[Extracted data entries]
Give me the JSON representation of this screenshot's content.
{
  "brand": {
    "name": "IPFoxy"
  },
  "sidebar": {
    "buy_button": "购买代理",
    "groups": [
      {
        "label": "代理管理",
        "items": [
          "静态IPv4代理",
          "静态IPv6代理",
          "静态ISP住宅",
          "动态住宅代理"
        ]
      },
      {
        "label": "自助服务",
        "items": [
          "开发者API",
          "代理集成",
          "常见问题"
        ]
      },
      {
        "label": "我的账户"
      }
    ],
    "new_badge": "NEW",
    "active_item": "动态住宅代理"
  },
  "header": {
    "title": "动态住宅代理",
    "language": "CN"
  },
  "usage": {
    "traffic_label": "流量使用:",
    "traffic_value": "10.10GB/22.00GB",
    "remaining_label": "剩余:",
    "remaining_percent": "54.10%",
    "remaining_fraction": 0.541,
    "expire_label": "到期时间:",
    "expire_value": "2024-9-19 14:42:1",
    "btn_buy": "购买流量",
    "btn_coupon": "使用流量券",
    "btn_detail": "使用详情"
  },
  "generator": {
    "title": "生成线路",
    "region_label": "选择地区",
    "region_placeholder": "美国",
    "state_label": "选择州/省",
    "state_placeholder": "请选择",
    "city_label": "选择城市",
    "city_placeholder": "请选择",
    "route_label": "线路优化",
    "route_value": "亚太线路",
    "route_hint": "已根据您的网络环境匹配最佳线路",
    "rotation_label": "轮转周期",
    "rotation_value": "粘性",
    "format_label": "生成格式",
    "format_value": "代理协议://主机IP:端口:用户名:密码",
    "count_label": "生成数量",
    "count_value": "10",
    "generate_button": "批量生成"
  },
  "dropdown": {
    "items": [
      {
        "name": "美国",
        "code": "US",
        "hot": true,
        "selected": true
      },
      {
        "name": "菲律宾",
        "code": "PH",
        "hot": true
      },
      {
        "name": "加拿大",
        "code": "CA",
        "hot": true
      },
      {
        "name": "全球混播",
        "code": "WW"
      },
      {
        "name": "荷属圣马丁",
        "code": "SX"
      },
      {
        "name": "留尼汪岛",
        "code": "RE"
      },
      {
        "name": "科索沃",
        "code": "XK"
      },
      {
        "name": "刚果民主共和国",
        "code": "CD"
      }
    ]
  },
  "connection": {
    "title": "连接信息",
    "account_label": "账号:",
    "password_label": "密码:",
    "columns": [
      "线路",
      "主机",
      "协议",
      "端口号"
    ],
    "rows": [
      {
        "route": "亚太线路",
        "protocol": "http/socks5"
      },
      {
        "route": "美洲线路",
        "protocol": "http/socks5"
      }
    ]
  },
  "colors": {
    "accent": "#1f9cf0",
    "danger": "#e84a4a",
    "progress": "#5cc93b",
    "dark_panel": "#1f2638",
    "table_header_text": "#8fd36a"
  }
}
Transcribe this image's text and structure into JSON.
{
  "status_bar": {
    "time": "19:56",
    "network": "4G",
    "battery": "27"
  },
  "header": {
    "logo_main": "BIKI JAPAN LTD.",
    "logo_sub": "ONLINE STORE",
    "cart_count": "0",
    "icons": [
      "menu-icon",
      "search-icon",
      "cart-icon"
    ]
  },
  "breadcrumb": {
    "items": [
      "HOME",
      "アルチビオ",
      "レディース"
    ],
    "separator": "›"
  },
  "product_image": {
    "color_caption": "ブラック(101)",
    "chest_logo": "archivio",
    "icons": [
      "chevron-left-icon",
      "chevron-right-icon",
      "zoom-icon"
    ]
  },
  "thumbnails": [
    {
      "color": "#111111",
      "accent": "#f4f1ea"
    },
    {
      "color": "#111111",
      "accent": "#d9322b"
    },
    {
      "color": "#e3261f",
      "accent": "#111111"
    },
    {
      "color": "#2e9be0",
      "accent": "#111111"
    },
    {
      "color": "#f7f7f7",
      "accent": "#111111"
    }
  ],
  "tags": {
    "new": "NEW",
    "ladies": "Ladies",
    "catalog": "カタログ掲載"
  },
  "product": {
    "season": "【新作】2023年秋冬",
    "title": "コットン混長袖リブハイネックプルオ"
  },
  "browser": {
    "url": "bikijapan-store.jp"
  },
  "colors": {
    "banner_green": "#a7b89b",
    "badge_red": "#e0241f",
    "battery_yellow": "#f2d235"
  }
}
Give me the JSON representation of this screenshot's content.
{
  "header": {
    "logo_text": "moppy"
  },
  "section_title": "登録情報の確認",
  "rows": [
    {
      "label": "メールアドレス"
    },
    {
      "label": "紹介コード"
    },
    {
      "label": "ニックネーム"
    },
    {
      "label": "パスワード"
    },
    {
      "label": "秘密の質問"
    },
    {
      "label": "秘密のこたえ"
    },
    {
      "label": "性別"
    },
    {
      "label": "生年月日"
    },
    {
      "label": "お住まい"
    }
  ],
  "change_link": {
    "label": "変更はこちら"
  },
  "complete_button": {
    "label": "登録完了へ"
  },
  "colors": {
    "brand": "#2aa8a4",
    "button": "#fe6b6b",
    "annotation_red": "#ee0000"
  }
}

TO BE DONE
Repeat the material word for word, in full.

EXERCISE SOLUTION
Give me the JSON representation of this screenshot's content.
{
  "brand": {
    "name": "IPFoxy"
  },
  "sidebar": {
    "buy_button": "购买代理",
    "groups": [
      {
        "label": "代理管理",
        "items": [
          "静态IPv4代理",
          "静态IPv6代理",
          "静态ISP住宅",
          "动态住宅代理"
        ]
      },
      {
        "label": "自助服务",
        "items": [
          "开发者API",
          "代理集成",
          "常见问题"
        ]
      },
      {
        "label": "我的账户"
      }
    ],
    "new_badge": "NEW",
    "active_item": "动态住宅代理"
  },
  "header": {
    "title": "动态住宅代理",
    "language": "CN"
  },
  "usage": {
    "traffic_label": "流量使用:",
    "traffic_value": "10.10GB/22.00GB",
    "remaining_label": "剩余:",
    "remaining_percent": "54.10%",
    "remaining_fraction": 0.541,
    "expire_label": "到期时间:",
    "expire_value": "2024-9-19 14:42:1",
    "btn_buy": "购买流量",
    "btn_coupon": "使用流量券",
    "btn_detail": "使用详情"
  },
  "generator": {
    "title": "生成线路",
    "region_label": "选择地区",
    "region_placeholder": "美国",
    "state_label": "选择州/省",
    "state_placeholder": "请选择",
    "city_label": "选择城市",
    "city_placeholder": "请选择",
    "route_label": "线路优化",
    "route_value": "亚太线路",
    "route_hint": "已根据您的网络环境匹配最佳线路",
    "rotation_label": "轮转周期",
    "rotation_value": "粘性",
    "format_label": "生成格式",
    "format_value": "代理协议://主机IP:端口:用户名:密码",
    "count_label": "生成数量",
    "count_value": "10",
    "generate_button": "批量生成"
  },
  "dropdown": {
    "items": [
      {
        "name": "美国",
        "code": "US",
        "hot": true,
        "selected": true
      },
      {
        "name": "菲律宾",
        "code": "PH",
        "hot": true
      },
      {
        "name": "加拿大",
        "code": "CA",
        "hot": true
      },
      {
        "name": "全球混播",
        "code": "WW"
      },
      {
        "name": "荷属圣马丁",
        "code": "SX"
      },
      {
        "name": "留尼汪岛",
        "code": "RE"
      },
      {
        "name": "科索沃",
        "code": "XK"
      },
      {
        "name": "刚果民主共和国",
        "code": "CD"
      }
    ]
  },
  "connection": {
    "title": "连接信息",
    "account_label": "账号:",
    "password_label": "密码:",
    "columns": [
      "线路",
      "主机",
      "协议",
      "端口号"
    ],
    "rows": [
      {
        "route": "亚太线路",
        "protocol": "http/socks5"
      },
      {
        "route": "美洲线路",
        "protocol": "http/socks5"
      }
    ]
  },
  "colors": {
    "accent": "#1f9cf0",
    "danger": "#e84a4a",
    "progress": "#5cc93b",
    "dark_panel": "#1f2638",
    "table_header_text": "#8fd36a"
  }
}
Transcribe this image's text and structure into JSON.
{
  "status_bar": {
    "time": "19:56",
    "network": "4G",
    "battery": "27"
  },
  "header": {
    "logo_main": "BIKI JAPAN LTD.",
    "logo_sub": "ONLINE STORE",
    "cart_count": "0",
    "icons": [
      "menu-icon",
      "search-icon",
      "cart-icon"
    ]
  },
  "breadcrumb": {
    "items": [
      "HOME",
      "アルチビオ",
      "レディース"
    ],
    "separator": "›"
  },
  "product_image": {
    "color_caption": "ブラック(101)",
    "chest_logo": "archivio",
    "icons": [
      "chevron-left-icon",
      "chevron-right-icon",
      "zoom-icon"
    ]
  },
  "thumbnails": [
    {
      "color": "#111111",
      "accent": "#f4f1ea"
    },
    {
      "color": "#111111",
      "accent": "#d9322b"
    },
    {
      "color": "#e3261f",
      "accent": "#111111"
    },
    {
      "color": "#2e9be0",
      "accent": "#111111"
    },
    {
      "color": "#f7f7f7",
      "accent": "#111111"
    }
  ],
  "tags": {
    "new": "NEW",
    "ladies": "Ladies",
    "catalog": "カタログ掲載"
  },
  "product": {
    "season": "【新作】2023年秋冬",
    "title": "コットン混長袖リブハイネックプルオ"
  },
  "browser": {
    "url": "bikijapan-store.jp"
  },
  "colors": {
    "banner_green": "#a7b89b",
    "badge_red": "#e0241f",
    "battery_yellow": "#f2d235"
  }
}
Give me the JSON representation of this screenshot's content.
{
  "header": {
    "logo_text": "moppy"
  },
  "section_title": "登録情報の確認",
  "rows": [
    {
      "label": "メールアドレス"
    },
    {
      "label": "紹介コード"
    },
    {
      "label": "ニックネーム"
    },
    {
      "label": "パスワード"
    },
    {
      "label": "秘密の質問"
    },
    {
      "label": "秘密のこたえ"
    },
    {
      "label": "性別"
    },
    {
      "label": "生年月日"
    },
    {
      "label": "お住まい"
    }
  ],
  "change_link": {
    "label": "変更はこちら"
  },
  "complete_button": {
    "label": "登録完了へ"
  },
  "colors": {
    "brand": "#2aa8a4",
    "button": "#fe6b6b",
    "annotation_red": "#ee0000"
  }
}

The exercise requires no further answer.